Top of Working data

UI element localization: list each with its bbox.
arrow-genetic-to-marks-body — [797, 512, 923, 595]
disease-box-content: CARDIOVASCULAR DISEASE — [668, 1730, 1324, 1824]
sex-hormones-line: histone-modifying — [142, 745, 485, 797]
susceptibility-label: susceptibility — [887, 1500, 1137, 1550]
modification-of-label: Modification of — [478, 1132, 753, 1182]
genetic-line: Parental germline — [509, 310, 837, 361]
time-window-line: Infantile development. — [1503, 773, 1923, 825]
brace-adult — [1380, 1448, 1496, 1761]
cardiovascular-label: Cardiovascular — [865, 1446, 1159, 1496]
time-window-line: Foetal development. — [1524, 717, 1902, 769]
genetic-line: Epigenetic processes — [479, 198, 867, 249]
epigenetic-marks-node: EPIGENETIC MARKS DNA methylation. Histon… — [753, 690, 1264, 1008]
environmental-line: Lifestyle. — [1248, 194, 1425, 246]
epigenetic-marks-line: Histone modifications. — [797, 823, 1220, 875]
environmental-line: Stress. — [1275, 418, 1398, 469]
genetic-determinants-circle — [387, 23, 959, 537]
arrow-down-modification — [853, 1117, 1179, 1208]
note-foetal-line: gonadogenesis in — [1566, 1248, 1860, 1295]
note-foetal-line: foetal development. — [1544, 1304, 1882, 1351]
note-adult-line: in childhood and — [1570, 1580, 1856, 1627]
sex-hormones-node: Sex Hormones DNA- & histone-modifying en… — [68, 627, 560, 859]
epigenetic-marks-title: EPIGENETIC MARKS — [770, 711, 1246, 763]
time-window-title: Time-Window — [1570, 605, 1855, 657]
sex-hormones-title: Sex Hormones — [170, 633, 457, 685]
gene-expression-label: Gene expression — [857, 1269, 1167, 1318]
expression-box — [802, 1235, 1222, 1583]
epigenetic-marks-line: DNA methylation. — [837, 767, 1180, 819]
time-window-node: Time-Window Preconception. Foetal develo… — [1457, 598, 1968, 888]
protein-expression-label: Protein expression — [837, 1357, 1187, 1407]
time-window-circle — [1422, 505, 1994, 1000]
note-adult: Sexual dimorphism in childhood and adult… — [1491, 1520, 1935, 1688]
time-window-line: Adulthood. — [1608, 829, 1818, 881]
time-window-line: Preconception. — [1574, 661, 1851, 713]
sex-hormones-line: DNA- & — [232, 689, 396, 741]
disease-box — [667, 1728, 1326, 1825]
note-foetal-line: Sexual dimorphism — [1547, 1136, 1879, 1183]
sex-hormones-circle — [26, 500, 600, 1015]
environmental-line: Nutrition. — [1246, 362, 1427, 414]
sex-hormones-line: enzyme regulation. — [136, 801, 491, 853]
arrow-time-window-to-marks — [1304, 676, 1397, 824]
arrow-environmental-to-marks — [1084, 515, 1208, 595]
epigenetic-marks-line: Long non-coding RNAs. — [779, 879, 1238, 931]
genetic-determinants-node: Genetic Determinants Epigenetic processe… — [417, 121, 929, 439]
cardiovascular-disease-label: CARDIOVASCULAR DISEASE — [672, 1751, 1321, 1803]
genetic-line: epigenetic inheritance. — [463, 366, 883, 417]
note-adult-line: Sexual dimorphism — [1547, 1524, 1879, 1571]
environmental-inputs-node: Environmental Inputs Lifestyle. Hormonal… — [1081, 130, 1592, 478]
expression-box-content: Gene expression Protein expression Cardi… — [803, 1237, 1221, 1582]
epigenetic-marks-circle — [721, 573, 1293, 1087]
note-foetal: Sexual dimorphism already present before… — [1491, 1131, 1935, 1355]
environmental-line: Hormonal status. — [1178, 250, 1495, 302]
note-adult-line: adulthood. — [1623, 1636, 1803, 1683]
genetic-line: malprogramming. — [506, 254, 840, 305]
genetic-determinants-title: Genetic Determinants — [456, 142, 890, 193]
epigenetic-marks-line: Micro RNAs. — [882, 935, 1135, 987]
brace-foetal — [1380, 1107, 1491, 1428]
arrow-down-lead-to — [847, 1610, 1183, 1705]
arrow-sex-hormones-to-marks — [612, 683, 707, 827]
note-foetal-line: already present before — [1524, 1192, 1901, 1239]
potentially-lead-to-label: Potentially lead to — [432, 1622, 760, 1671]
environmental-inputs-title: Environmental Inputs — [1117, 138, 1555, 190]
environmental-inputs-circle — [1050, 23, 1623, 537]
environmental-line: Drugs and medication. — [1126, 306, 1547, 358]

Bottom of Working data

Problem: Set all of the data down again exactly.

Answer space:
UI element localization: list each with its bbox.
arrow-genetic-to-marks-body — [797, 512, 923, 595]
disease-box-content: CARDIOVASCULAR DISEASE — [668, 1730, 1324, 1824]
sex-hormones-line: histone-modifying — [142, 745, 485, 797]
susceptibility-label: susceptibility — [887, 1500, 1137, 1550]
modification-of-label: Modification of — [478, 1132, 753, 1182]
genetic-line: Parental germline — [509, 310, 837, 361]
time-window-line: Infantile development. — [1503, 773, 1923, 825]
brace-adult — [1380, 1448, 1496, 1761]
cardiovascular-label: Cardiovascular — [865, 1446, 1159, 1496]
time-window-line: Foetal development. — [1524, 717, 1902, 769]
genetic-line: Epigenetic processes — [479, 198, 867, 249]
epigenetic-marks-node: EPIGENETIC MARKS DNA methylation. Histon… — [753, 690, 1264, 1008]
environmental-line: Lifestyle. — [1248, 194, 1425, 246]
epigenetic-marks-line: Histone modifications. — [797, 823, 1220, 875]
environmental-line: Stress. — [1275, 418, 1398, 469]
genetic-determinants-circle — [387, 23, 959, 537]
arrow-down-modification — [853, 1117, 1179, 1208]
note-foetal-line: gonadogenesis in — [1566, 1248, 1860, 1295]
note-foetal-line: foetal development. — [1544, 1304, 1882, 1351]
note-adult-line: in childhood and — [1570, 1580, 1856, 1627]
sex-hormones-node: Sex Hormones DNA- & histone-modifying en… — [68, 627, 560, 859]
epigenetic-marks-title: EPIGENETIC MARKS — [770, 711, 1246, 763]
time-window-title: Time-Window — [1570, 605, 1855, 657]
sex-hormones-title: Sex Hormones — [170, 633, 457, 685]
gene-expression-label: Gene expression — [857, 1269, 1167, 1318]
expression-box — [802, 1235, 1222, 1583]
epigenetic-marks-line: DNA methylation. — [837, 767, 1180, 819]
time-window-node: Time-Window Preconception. Foetal develo… — [1457, 598, 1968, 888]
protein-expression-label: Protein expression — [837, 1357, 1187, 1407]
time-window-circle — [1422, 505, 1994, 1000]
note-adult: Sexual dimorphism in childhood and adult… — [1491, 1520, 1935, 1688]
time-window-line: Adulthood. — [1608, 829, 1818, 881]
time-window-line: Preconception. — [1574, 661, 1851, 713]
sex-hormones-line: DNA- & — [232, 689, 396, 741]
disease-box — [667, 1728, 1326, 1825]
note-foetal-line: Sexual dimorphism — [1547, 1136, 1879, 1183]
sex-hormones-circle — [26, 500, 600, 1015]
environmental-line: Nutrition. — [1246, 362, 1427, 414]
sex-hormones-line: enzyme regulation. — [136, 801, 491, 853]
arrow-time-window-to-marks — [1304, 676, 1397, 824]
arrow-environmental-to-marks — [1084, 515, 1208, 595]
epigenetic-marks-line: Long non-coding RNAs. — [779, 879, 1238, 931]
genetic-determinants-node: Genetic Determinants Epigenetic processe… — [417, 121, 929, 439]
cardiovascular-disease-label: CARDIOVASCULAR DISEASE — [672, 1751, 1321, 1803]
genetic-line: epigenetic inheritance. — [463, 366, 883, 417]
note-adult-line: Sexual dimorphism — [1547, 1524, 1879, 1571]
environmental-inputs-node: Environmental Inputs Lifestyle. Hormonal… — [1081, 130, 1592, 478]
expression-box-content: Gene expression Protein expression Cardi… — [803, 1237, 1221, 1582]
epigenetic-marks-circle — [721, 573, 1293, 1087]
note-foetal: Sexual dimorphism already present before… — [1491, 1131, 1935, 1355]
environmental-line: Hormonal status. — [1178, 250, 1495, 302]
note-adult-line: adulthood. — [1623, 1636, 1803, 1683]
genetic-line: malprogramming. — [506, 254, 840, 305]
genetic-determinants-title: Genetic Determinants — [456, 142, 890, 193]
epigenetic-marks-line: Micro RNAs. — [882, 935, 1135, 987]
brace-foetal — [1380, 1107, 1491, 1428]
arrow-down-lead-to — [847, 1610, 1183, 1705]
arrow-sex-hormones-to-marks — [612, 683, 707, 827]
note-foetal-line: already present before — [1524, 1192, 1901, 1239]
potentially-lead-to-label: Potentially lead to — [432, 1622, 760, 1671]
environmental-inputs-title: Environmental Inputs — [1117, 138, 1555, 190]
environmental-inputs-circle — [1050, 23, 1623, 537]
environmental-line: Drugs and medication. — [1126, 306, 1547, 358]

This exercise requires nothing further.